**RECORDS SUPPLIED**
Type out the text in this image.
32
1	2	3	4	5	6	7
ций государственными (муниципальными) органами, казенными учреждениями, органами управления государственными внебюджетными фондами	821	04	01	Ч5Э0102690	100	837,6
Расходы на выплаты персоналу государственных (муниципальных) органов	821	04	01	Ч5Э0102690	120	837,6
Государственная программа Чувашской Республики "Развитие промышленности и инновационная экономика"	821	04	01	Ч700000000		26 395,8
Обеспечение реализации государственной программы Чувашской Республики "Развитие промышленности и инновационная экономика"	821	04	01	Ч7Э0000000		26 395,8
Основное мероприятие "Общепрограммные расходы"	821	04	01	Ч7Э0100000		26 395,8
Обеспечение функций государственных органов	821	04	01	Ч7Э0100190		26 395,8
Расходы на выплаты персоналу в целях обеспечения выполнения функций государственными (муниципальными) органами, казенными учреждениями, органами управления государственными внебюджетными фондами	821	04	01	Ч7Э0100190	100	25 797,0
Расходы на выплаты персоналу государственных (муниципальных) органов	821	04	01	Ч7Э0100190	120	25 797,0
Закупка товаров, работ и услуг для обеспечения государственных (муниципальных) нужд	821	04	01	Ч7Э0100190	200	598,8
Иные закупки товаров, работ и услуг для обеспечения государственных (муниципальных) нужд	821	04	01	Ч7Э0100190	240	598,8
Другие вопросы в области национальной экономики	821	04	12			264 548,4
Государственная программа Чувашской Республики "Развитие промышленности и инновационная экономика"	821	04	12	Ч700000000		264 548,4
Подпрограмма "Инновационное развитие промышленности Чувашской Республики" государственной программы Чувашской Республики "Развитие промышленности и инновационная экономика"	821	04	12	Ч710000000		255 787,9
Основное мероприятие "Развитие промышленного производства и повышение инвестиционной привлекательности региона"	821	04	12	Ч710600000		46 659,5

**WORK REQUIRED**
Copy all lines from the material that hold "государственными".

**RESULT BELOW**
ций государственными (муниципальными) органами, казенными учреждениями, органами управления государственными внебюджетными фондами	821	04	01	Ч5Э0102690	100	837,6
Расходы на выплаты персоналу в целях обеспечения выполнения функций государственными (муниципальными) органами, казенными учреждениями, органами управления государственными внебюджетными фондами	821	04	01	Ч7Э0100190	100	25 797,0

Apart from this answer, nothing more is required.